**SUPPLIED DATA**
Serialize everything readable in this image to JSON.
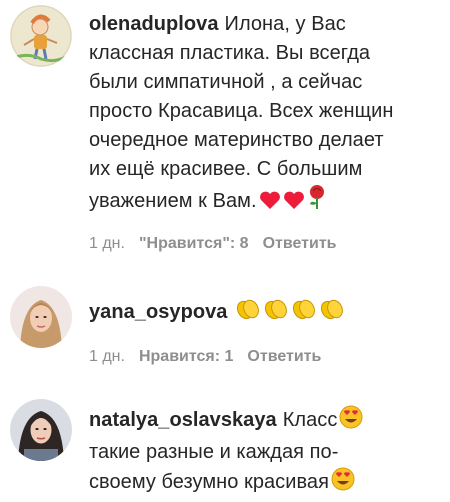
{
  "comments": [
    {
      "username": "olenaduplova",
      "lines": [
        "Илона, у Вас",
        "классная пластика. Вы всегда",
        "были симпатичной , а сейчас",
        "просто Красавица. Всех женщин",
        "очередное материнство делает",
        "их ещё красивее. С большим",
        "уважением к Вам."
      ],
      "emojis": [
        "heart-emoji",
        "heart-emoji",
        "rose-emoji"
      ],
      "time": "1 дн.",
      "likes": "\"Нравится\": 8",
      "reply": "Ответить"
    },
    {
      "username": "yana_osypova",
      "lines": [
        ""
      ],
      "emojis": [
        "clapping-hands-emoji",
        "clapping-hands-emoji",
        "clapping-hands-emoji",
        "clapping-hands-emoji"
      ],
      "time": "1 дн.",
      "likes": "Нравится: 1",
      "reply": "Ответить"
    },
    {
      "username": "natalya_oslavskaya",
      "lines": [
        "Класс",
        "такие разные и каждая по-",
        "своему безумно красивая"
      ],
      "emojis": [
        "heart-eyes-emoji",
        "heart-eyes-emoji"
      ]
    }
  ],
  "colors": {
    "text": "#262626",
    "meta": "#8e8e8e",
    "heart": "#ed1c3a",
    "clap": "#f5c400"
  }
}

**AIM**
Extract all lines from the data in which "username" is found.

**RESULT OF THE TASK**
      "username": "olenaduplova",
      "username": "yana_osypova",
      "username": "natalya_oslavskaya",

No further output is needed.